### STORED DATA

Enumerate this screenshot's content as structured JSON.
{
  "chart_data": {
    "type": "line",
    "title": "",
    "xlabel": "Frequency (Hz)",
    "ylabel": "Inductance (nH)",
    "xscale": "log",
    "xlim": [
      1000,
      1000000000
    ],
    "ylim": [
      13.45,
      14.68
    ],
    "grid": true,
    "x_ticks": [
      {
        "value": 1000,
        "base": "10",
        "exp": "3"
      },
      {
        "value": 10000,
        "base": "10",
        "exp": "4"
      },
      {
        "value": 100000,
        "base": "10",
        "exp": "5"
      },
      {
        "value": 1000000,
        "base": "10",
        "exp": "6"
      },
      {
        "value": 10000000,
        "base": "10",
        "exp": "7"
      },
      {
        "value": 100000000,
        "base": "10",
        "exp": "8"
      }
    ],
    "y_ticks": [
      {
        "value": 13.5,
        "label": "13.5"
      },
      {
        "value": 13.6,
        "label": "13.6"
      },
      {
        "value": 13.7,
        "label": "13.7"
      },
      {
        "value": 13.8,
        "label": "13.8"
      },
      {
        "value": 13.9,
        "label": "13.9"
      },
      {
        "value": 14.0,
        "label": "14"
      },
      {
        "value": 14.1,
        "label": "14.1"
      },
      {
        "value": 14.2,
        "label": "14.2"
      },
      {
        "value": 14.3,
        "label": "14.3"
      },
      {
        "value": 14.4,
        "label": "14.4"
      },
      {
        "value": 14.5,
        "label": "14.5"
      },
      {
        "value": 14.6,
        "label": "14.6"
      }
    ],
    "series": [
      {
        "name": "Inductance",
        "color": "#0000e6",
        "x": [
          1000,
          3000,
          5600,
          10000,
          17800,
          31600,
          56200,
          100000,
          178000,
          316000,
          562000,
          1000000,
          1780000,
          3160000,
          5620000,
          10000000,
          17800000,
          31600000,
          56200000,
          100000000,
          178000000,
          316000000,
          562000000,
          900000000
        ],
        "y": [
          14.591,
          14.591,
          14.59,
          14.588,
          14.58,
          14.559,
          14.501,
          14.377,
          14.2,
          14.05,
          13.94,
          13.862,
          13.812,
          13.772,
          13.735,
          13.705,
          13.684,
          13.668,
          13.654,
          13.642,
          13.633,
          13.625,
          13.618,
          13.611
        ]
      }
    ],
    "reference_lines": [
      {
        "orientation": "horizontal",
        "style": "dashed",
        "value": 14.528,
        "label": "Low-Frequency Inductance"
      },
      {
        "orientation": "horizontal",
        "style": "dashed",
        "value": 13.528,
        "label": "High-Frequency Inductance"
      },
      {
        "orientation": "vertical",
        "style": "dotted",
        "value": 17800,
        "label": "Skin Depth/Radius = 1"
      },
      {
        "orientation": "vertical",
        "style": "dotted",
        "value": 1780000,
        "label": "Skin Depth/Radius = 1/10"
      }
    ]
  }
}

### WHAT IS REQUIRED
Print the material verbatim, all of it.

### WORKED SOLUTION
Enumerate this screenshot's content as structured JSON.
{
  "chart_data": {
    "type": "line",
    "title": "",
    "xlabel": "Frequency (Hz)",
    "ylabel": "Inductance (nH)",
    "xscale": "log",
    "xlim": [
      1000,
      1000000000
    ],
    "ylim": [
      13.45,
      14.68
    ],
    "grid": true,
    "x_ticks": [
      {
        "value": 1000,
        "base": "10",
        "exp": "3"
      },
      {
        "value": 10000,
        "base": "10",
        "exp": "4"
      },
      {
        "value": 100000,
        "base": "10",
        "exp": "5"
      },
      {
        "value": 1000000,
        "base": "10",
        "exp": "6"
      },
      {
        "value": 10000000,
        "base": "10",
        "exp": "7"
      },
      {
        "value": 100000000,
        "base": "10",
        "exp": "8"
      }
    ],
    "y_ticks": [
      {
        "value": 13.5,
        "label": "13.5"
      },
      {
        "value": 13.6,
        "label": "13.6"
      },
      {
        "value": 13.7,
        "label": "13.7"
      },
      {
        "value": 13.8,
        "label": "13.8"
      },
      {
        "value": 13.9,
        "label": "13.9"
      },
      {
        "value": 14.0,
        "label": "14"
      },
      {
        "value": 14.1,
        "label": "14.1"
      },
      {
        "value": 14.2,
        "label": "14.2"
      },
      {
        "value": 14.3,
        "label": "14.3"
      },
      {
        "value": 14.4,
        "label": "14.4"
      },
      {
        "value": 14.5,
        "label": "14.5"
      },
      {
        "value": 14.6,
        "label": "14.6"
      }
    ],
    "series": [
      {
        "name": "Inductance",
        "color": "#0000e6",
        "x": [
          1000,
          3000,
          5600,
          10000,
          17800,
          31600,
          56200,
          100000,
          178000,
          316000,
          562000,
          1000000,
          1780000,
          3160000,
          5620000,
          10000000,
          17800000,
          31600000,
          56200000,
          100000000,
          178000000,
          316000000,
          562000000,
          900000000
        ],
        "y": [
          14.591,
          14.591,
          14.59,
          14.588,
          14.58,
          14.559,
          14.501,
          14.377,
          14.2,
          14.05,
          13.94,
          13.862,
          13.812,
          13.772,
          13.735,
          13.705,
          13.684,
          13.668,
          13.654,
          13.642,
          13.633,
          13.625,
          13.618,
          13.611
        ]
      }
    ],
    "reference_lines": [
      {
        "orientation": "horizontal",
        "style": "dashed",
        "value": 14.528,
        "label": "Low-Frequency Inductance"
      },
      {
        "orientation": "horizontal",
        "style": "dashed",
        "value": 13.528,
        "label": "High-Frequency Inductance"
      },
      {
        "orientation": "vertical",
        "style": "dotted",
        "value": 17800,
        "label": "Skin Depth/Radius = 1"
      },
      {
        "orientation": "vertical",
        "style": "dotted",
        "value": 1780000,
        "label": "Skin Depth/Radius = 1/10"
      }
    ]
  }
}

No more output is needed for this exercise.